** Start of SOURCE RECORDS **
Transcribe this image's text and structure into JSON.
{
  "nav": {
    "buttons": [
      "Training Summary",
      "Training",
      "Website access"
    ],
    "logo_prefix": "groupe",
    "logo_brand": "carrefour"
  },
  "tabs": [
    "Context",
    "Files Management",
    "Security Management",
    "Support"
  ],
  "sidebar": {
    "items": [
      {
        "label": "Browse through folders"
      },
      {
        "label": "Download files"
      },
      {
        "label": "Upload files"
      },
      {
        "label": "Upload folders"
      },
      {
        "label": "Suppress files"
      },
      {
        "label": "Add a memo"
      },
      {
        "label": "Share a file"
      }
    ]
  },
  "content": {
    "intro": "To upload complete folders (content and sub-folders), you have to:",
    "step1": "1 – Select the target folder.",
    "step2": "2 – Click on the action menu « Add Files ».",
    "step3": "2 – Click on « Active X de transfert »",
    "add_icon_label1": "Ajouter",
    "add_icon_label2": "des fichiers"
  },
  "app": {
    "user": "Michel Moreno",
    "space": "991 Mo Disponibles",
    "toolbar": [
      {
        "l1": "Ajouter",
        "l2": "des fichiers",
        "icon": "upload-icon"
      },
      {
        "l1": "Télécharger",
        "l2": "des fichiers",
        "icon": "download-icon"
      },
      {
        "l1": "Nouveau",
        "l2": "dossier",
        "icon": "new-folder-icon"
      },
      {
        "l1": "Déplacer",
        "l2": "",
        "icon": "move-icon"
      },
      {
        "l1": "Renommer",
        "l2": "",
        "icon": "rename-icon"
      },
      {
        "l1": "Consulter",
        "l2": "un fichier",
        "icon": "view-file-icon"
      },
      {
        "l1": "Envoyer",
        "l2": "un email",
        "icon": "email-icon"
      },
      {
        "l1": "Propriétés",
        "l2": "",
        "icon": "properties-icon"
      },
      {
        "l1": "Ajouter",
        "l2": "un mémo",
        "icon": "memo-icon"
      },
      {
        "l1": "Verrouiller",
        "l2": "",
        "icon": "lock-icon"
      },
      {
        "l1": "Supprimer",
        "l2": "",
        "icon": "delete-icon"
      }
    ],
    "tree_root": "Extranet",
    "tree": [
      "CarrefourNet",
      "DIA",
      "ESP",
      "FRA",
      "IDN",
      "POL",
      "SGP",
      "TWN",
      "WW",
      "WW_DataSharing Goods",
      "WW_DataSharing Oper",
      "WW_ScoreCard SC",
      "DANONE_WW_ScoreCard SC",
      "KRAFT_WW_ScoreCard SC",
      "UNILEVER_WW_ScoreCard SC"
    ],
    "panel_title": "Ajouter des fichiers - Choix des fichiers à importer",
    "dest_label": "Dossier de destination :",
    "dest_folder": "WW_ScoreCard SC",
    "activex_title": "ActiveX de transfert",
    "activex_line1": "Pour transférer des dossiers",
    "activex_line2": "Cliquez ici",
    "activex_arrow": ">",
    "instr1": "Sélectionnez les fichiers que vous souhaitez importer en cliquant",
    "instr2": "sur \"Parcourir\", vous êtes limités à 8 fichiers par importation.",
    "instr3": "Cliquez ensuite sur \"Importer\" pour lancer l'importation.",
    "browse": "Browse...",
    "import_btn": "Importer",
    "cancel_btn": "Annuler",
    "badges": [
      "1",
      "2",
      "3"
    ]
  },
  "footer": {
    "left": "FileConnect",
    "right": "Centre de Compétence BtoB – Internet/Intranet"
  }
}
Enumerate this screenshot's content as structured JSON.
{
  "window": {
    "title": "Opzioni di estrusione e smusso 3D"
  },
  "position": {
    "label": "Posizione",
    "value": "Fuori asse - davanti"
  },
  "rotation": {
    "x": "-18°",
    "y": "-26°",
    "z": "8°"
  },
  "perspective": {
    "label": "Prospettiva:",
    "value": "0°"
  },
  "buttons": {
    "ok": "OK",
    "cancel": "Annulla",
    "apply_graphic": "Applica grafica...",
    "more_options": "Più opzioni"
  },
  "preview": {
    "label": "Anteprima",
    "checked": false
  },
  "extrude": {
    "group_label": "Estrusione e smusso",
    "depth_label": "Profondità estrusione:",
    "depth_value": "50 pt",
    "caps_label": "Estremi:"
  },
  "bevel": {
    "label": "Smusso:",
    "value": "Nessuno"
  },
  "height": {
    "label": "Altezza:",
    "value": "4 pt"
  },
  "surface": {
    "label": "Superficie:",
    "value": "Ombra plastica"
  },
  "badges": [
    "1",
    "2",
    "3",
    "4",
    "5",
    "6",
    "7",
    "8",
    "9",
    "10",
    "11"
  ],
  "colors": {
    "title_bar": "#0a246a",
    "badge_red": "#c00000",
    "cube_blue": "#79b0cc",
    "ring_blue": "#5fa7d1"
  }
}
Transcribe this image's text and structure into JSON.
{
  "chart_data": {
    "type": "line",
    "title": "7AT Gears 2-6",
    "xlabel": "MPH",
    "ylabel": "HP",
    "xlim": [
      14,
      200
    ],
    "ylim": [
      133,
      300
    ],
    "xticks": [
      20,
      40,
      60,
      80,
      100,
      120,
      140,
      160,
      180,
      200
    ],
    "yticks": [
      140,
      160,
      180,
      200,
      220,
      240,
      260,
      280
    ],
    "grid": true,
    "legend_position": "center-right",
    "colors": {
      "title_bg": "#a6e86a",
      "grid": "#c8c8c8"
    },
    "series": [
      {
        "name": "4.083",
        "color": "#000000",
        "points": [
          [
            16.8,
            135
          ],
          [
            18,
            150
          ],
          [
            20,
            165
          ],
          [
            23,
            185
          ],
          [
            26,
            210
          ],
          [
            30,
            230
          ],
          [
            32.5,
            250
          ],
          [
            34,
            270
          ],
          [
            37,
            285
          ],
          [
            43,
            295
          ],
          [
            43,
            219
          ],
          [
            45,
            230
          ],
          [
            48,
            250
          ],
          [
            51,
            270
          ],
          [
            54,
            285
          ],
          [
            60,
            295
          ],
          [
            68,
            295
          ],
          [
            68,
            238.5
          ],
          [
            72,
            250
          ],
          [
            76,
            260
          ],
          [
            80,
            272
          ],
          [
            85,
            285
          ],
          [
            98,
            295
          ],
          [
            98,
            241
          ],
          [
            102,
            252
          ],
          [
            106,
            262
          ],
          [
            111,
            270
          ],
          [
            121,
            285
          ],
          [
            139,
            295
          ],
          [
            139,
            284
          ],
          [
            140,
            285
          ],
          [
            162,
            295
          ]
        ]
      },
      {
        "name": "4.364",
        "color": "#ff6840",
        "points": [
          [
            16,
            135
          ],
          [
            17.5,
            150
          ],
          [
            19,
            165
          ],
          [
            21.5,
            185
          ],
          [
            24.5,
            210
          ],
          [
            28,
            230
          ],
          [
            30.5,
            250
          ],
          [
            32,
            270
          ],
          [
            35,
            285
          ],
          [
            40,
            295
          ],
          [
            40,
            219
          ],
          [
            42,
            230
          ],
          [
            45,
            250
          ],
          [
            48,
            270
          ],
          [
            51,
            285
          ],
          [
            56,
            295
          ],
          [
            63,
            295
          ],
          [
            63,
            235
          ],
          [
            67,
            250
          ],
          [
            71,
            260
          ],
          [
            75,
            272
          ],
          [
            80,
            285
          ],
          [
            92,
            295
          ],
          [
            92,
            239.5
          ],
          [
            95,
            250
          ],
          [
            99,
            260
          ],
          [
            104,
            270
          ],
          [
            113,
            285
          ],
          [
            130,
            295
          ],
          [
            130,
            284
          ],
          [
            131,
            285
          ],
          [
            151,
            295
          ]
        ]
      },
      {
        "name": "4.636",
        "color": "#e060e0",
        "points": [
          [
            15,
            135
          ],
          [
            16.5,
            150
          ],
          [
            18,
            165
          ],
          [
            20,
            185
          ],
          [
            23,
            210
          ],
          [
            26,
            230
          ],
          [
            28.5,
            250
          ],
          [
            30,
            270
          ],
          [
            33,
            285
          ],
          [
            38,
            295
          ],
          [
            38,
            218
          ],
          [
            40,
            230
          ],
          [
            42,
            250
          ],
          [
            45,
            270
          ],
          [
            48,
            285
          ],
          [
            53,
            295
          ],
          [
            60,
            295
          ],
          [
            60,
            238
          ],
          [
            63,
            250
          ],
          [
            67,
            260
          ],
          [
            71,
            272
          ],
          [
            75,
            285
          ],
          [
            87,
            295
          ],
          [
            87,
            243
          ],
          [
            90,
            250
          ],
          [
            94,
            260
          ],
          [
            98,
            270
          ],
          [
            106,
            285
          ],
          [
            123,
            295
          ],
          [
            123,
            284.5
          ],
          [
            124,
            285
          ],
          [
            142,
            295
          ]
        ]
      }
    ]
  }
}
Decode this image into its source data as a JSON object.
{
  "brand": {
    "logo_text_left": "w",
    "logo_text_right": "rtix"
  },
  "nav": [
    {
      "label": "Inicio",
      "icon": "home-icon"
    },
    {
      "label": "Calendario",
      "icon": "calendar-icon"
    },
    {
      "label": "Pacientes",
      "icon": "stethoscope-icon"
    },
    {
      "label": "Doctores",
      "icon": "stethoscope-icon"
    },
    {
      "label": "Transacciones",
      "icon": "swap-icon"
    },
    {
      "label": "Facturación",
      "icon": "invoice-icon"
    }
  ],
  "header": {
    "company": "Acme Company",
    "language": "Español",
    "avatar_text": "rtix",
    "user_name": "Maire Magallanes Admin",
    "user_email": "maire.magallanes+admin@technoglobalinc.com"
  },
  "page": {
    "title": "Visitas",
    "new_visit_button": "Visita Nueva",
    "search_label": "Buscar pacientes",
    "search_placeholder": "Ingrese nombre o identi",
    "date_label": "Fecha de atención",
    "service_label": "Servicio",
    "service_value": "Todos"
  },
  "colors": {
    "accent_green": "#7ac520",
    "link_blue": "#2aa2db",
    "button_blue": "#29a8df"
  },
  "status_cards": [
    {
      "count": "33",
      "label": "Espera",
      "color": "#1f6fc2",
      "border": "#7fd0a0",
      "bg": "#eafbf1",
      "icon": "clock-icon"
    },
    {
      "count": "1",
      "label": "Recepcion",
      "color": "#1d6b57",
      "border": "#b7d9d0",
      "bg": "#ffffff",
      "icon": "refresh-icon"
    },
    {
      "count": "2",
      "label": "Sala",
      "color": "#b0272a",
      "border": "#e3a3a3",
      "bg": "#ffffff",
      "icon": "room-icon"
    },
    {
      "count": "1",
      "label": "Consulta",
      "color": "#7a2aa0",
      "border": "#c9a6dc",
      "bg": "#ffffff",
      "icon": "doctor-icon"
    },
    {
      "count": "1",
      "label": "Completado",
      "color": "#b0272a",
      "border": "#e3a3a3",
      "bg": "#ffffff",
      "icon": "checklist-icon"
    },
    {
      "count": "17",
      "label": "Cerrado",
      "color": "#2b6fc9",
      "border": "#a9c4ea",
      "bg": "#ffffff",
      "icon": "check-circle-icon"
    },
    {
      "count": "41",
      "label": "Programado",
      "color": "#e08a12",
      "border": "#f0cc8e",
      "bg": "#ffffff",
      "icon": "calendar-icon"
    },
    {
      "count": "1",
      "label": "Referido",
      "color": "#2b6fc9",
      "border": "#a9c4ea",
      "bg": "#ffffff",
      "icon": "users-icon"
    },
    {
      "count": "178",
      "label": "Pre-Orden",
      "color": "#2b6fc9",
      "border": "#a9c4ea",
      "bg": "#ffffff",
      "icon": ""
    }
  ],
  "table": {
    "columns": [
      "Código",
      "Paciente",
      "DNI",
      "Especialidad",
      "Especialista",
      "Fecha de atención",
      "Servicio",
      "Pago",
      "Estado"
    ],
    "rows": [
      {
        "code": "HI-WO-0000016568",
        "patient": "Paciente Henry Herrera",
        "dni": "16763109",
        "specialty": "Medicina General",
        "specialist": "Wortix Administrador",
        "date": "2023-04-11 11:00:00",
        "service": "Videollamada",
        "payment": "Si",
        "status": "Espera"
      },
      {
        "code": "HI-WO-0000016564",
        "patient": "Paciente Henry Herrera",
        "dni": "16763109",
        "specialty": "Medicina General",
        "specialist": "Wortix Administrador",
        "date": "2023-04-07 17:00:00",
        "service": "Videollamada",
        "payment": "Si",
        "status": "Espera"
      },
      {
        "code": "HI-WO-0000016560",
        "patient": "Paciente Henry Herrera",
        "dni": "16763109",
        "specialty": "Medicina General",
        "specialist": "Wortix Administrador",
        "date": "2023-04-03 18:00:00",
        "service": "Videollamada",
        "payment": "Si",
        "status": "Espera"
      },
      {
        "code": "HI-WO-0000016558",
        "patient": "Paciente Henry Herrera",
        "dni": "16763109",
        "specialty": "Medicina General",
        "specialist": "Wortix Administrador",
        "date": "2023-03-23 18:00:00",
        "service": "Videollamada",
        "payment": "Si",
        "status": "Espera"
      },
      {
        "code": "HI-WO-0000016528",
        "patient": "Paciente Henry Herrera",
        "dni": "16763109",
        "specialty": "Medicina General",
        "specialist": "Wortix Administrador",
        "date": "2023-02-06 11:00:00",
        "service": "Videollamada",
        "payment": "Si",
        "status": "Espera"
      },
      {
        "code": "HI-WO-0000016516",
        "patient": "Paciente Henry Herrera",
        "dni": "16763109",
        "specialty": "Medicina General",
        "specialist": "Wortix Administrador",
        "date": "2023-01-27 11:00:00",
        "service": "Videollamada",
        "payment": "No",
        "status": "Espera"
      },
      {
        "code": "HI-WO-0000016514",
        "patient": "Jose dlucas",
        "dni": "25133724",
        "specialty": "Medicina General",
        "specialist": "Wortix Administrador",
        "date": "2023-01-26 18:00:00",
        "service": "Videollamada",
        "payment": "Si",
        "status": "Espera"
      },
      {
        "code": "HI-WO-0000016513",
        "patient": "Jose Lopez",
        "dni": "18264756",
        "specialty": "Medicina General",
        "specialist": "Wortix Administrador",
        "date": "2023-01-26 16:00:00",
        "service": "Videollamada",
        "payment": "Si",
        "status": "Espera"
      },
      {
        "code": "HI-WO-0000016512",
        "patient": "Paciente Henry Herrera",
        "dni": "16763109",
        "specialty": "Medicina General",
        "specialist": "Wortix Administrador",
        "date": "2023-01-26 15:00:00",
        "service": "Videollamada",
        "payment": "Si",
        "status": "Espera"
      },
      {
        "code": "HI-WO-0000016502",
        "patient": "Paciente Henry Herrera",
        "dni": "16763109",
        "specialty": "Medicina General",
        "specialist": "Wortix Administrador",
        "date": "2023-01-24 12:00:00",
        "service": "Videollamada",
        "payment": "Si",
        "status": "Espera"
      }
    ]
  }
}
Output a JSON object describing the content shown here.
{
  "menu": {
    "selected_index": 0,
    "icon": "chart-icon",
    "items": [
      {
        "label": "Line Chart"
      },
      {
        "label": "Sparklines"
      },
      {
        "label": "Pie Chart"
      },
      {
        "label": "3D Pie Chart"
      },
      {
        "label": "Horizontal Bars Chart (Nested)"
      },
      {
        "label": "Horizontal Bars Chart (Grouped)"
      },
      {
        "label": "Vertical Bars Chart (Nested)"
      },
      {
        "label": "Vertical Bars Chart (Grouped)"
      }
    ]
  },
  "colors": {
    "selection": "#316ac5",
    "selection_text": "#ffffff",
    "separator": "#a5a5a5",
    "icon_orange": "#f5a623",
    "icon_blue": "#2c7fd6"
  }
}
** End of SOURCE RECORDS **
**DIRECTION:** Where a line in the entries holds "vous", copy that line.

**COMPLETE ANSWER:**
    "instr1": "Sélectionnez les fichiers que vous souhaitez importer en cliquant",
    "instr2": "sur \"Parcourir\", vous êtes limités à 8 fichiers par importation.",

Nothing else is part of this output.